WHAT YOU WILL DO >>
Show every line that has the string "Alumnos" in it.

___

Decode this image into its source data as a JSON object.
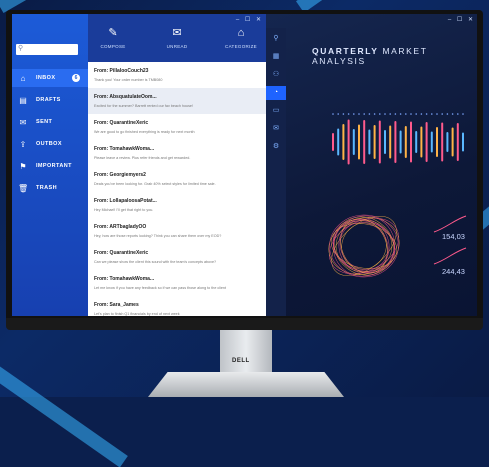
{
  "window_controls": "– ☐ ✕",
  "search": {
    "placeholder": ""
  },
  "sidebar": {
    "items": [
      {
        "label": "INBOX",
        "icon": "inbox-icon",
        "badge": "6"
      },
      {
        "label": "DRAFTS",
        "icon": "draft-icon"
      },
      {
        "label": "SENT",
        "icon": "sent-icon"
      },
      {
        "label": "OUTBOX",
        "icon": "outbox-icon"
      },
      {
        "label": "IMPORTANT",
        "icon": "flag-icon"
      },
      {
        "label": "TRASH",
        "icon": "trash-icon"
      }
    ]
  },
  "toolbar": {
    "compose": "COMPOSE",
    "unread": "UNREAD",
    "categorize": "CATEGORIZE"
  },
  "messages": [
    {
      "from": "From: PillalooCouch23",
      "snippet": "Thank you! Your order number is TMB080"
    },
    {
      "from": "From: AbsquatulateOom...",
      "snippet": "Excited for the summer? Barrett rented our fav beach house!"
    },
    {
      "from": "From: QuarantineXeric",
      "snippet": "We are good to go finished everything is ready for next month"
    },
    {
      "from": "From: TomahawkWoma...",
      "snippet": "Please leave a review. Plus refer friends and get rewarded."
    },
    {
      "from": "From: Georgiemyers2",
      "snippet": "Deals you've been looking for. Grab 40% select styles for limited time sale."
    },
    {
      "from": "From: LollapaloosaPotat...",
      "snippet": "Hey Michael! I'll get that right to you."
    },
    {
      "from": "From: ARTbagladyOO",
      "snippet": "Hey, how are those reports looking? Think you can share them over my EOD?"
    },
    {
      "from": "From: QuarantineXeric",
      "snippet": "Can we please show the client this sound with the team's concepts above?"
    },
    {
      "from": "From: TomahawkWoma...",
      "snippet": "Let me know if you have any feedback so if we can pass those along to the client"
    },
    {
      "from": "From: Sara_James",
      "snippet": "Let's plan to finish Q1 financials by end of next week"
    }
  ],
  "analytics": {
    "title_bold": "QUARTERLY",
    "title_rest": " MARKET ANALYSIS",
    "stat1": "154,03",
    "stat2": "244,43",
    "accent_colors": [
      "#ff5a8c",
      "#5ab8ff",
      "#ffb347"
    ]
  },
  "brand": "DELL"
}
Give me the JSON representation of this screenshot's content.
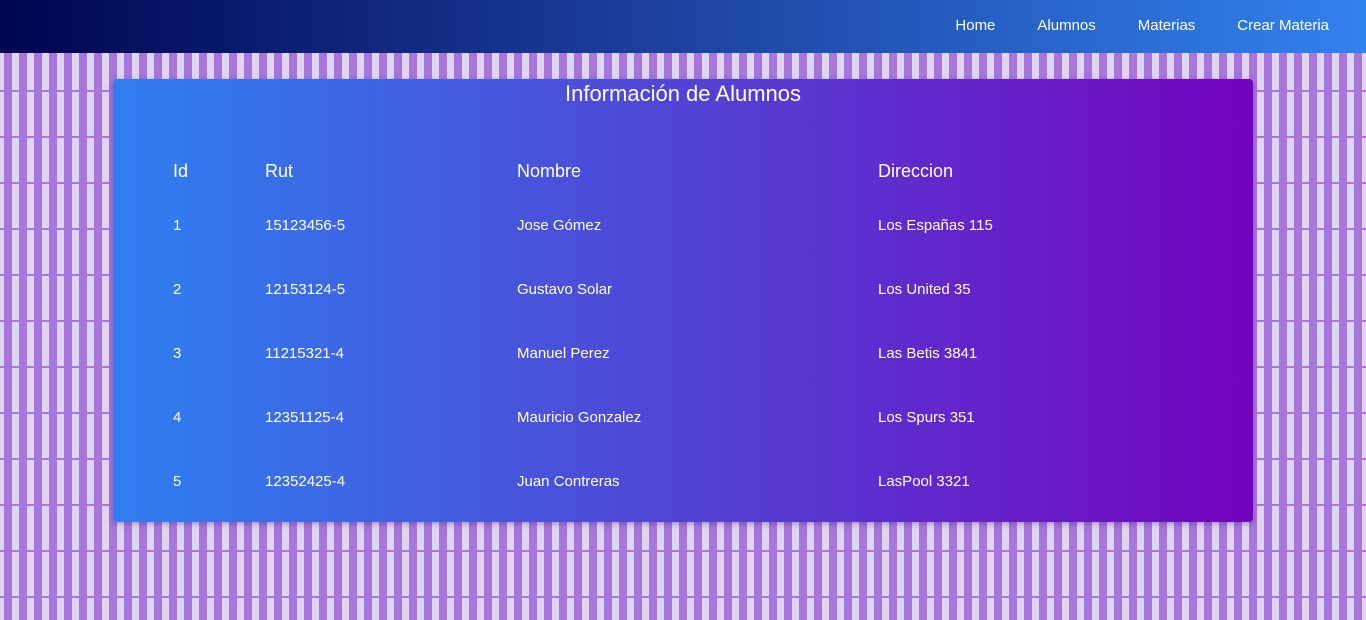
{
  "nav": {
    "items": [
      {
        "label": "Home"
      },
      {
        "label": "Alumnos"
      },
      {
        "label": "Materias"
      },
      {
        "label": "Crear Materia"
      }
    ]
  },
  "card": {
    "title": "Información de Alumnos",
    "table": {
      "headers": [
        "Id",
        "Rut",
        "Nombre",
        "Direccion"
      ],
      "rows": [
        [
          "1",
          "15123456-5",
          "Jose Gómez",
          "Los Españas 115"
        ],
        [
          "2",
          "12153124-5",
          "Gustavo Solar",
          "Los United 35"
        ],
        [
          "3",
          "11215321-4",
          "Manuel Perez",
          "Las Betis 3841"
        ],
        [
          "4",
          "12351125-4",
          "Mauricio Gonzalez",
          "Los Spurs 351"
        ],
        [
          "5",
          "12352425-4",
          "Juan Contreras",
          "LasPool 3321"
        ]
      ]
    }
  },
  "colors": {
    "nav_gradient_start": "#00054f",
    "nav_gradient_end": "#3282ef",
    "card_gradient_start": "#2f7ff0",
    "card_gradient_end": "#7302bd",
    "background": "#dcd6f2",
    "background_pattern": "#a775db",
    "text": "#ffffff"
  }
}
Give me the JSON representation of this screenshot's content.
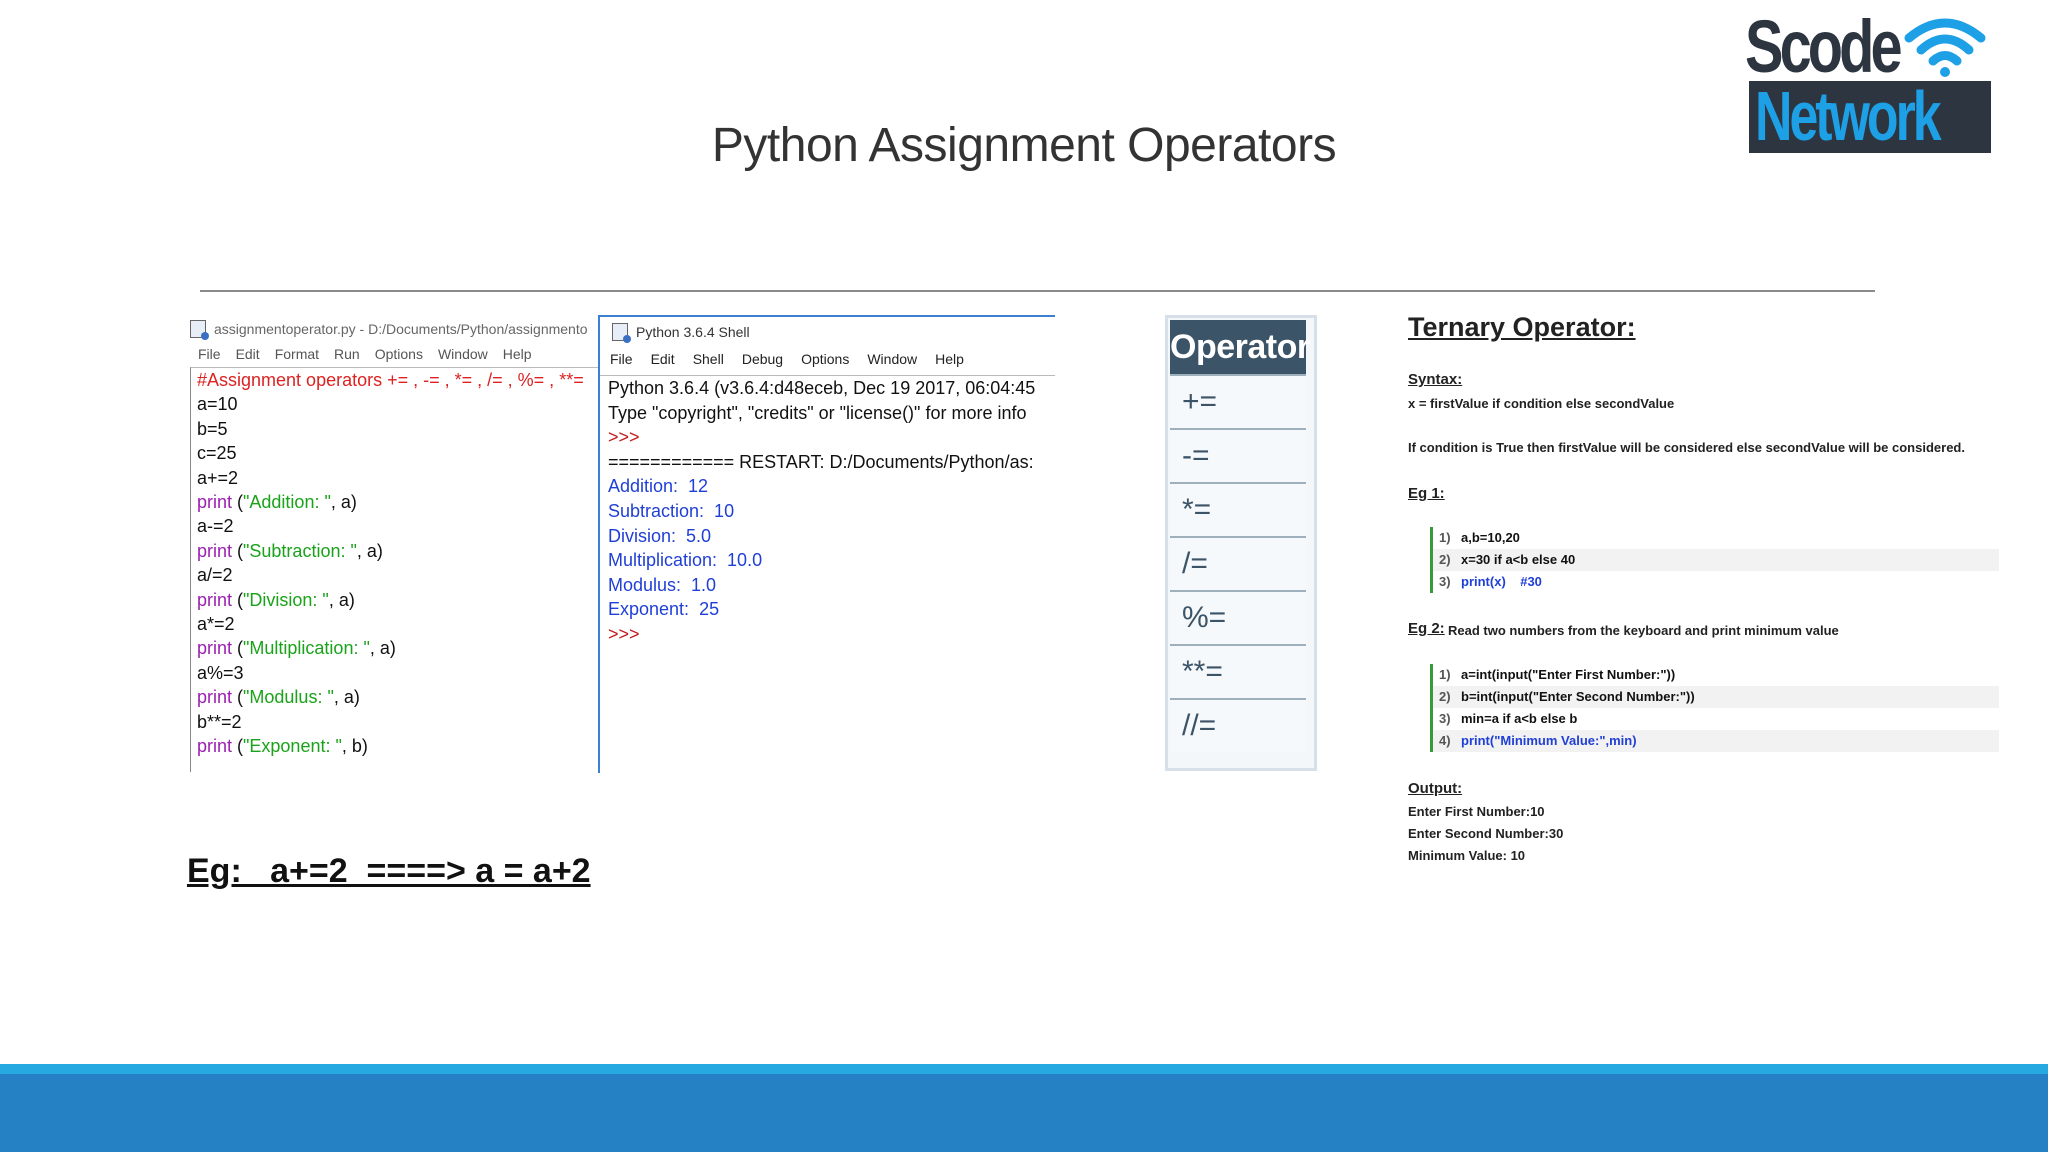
{
  "title": "Python Assignment Operators",
  "logo": {
    "line1": "Scode",
    "line2": "Network"
  },
  "editor": {
    "title": "assignmentoperator.py - D:/Documents/Python/assignmento",
    "menu": [
      "File",
      "Edit",
      "Format",
      "Run",
      "Options",
      "Window",
      "Help"
    ],
    "comment": "#Assignment operators += , -= , *= , /= , %= , **=",
    "lines": {
      "l1": "a=10",
      "l2": "b=5",
      "l3": "c=25",
      "l4": "a+=2",
      "l5_kw": "print",
      "l5_rest": " (",
      "l5_str": "\"Addition: \"",
      "l5_end": ", a)",
      "l6": "a-=2",
      "l7_kw": "print",
      "l7_rest": " (",
      "l7_str": "\"Subtraction: \"",
      "l7_end": ", a)",
      "l8": "a/=2",
      "l9_kw": "print",
      "l9_rest": " (",
      "l9_str": "\"Division: \"",
      "l9_end": ", a)",
      "l10": "a*=2",
      "l11_kw": "print",
      "l11_rest": " (",
      "l11_str": "\"Multiplication: \"",
      "l11_end": ", a)",
      "l12": "a%=3",
      "l13_kw": "print",
      "l13_rest": " (",
      "l13_str": "\"Modulus: \"",
      "l13_end": ", a)",
      "l14": "b**=2",
      "l15_kw": "print",
      "l15_rest": " (",
      "l15_str": "\"Exponent: \"",
      "l15_end": ", b)"
    }
  },
  "shell": {
    "title": "Python 3.6.4 Shell",
    "menu": [
      "File",
      "Edit",
      "Shell",
      "Debug",
      "Options",
      "Window",
      "Help"
    ],
    "header1": "Python 3.6.4 (v3.6.4:d48eceb, Dec 19 2017, 06:04:45",
    "header2": "Type \"copyright\", \"credits\" or \"license()\" for more info",
    "prompt": ">>>",
    "restart": "============ RESTART: D:/Documents/Python/as:",
    "results": [
      "Addition:  12",
      "Subtraction:  10",
      "Division:  5.0",
      "Multiplication:  10.0",
      "Modulus:  1.0",
      "Exponent:  25"
    ]
  },
  "operators": {
    "header": "Operator",
    "items": [
      "+=",
      "-=",
      "*=",
      "/=",
      "%=",
      "**=",
      "//="
    ]
  },
  "ternary": {
    "title": "Ternary Operator:",
    "syntax_label": "Syntax:",
    "syntax_text": "x =  firstValue if condition else secondValue",
    "explanation": "If condition is True then firstValue will be considered else secondValue will be considered.",
    "eg1_label": "Eg 1:",
    "eg1_code": [
      "a,b=10,20",
      "x=30 if a<b else 40",
      "print(x)    #30"
    ],
    "eg2_label": "Eg 2:",
    "eg2_text": "Read two numbers from the keyboard and print minimum value",
    "eg2_code": [
      "a=int(input(\"Enter First Number:\"))",
      "b=int(input(\"Enter Second Number:\"))",
      "min=a if a<b else b",
      "print(\"Minimum Value:\",min)"
    ],
    "output_label": "Output:",
    "output_lines": [
      "Enter First Number:10",
      "Enter Second Number:30",
      "Minimum Value: 10"
    ]
  },
  "example": "Eg:   a+=2  ====> a = a+2",
  "colors": {
    "footer": "#2580c4",
    "footer_accent": "#26a9e0",
    "operator_header": "#3c5468"
  }
}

___

OUTPUT OF THE EXERCISE >>
        "label": "Alumnos"
    "title": "Información de Alumnos",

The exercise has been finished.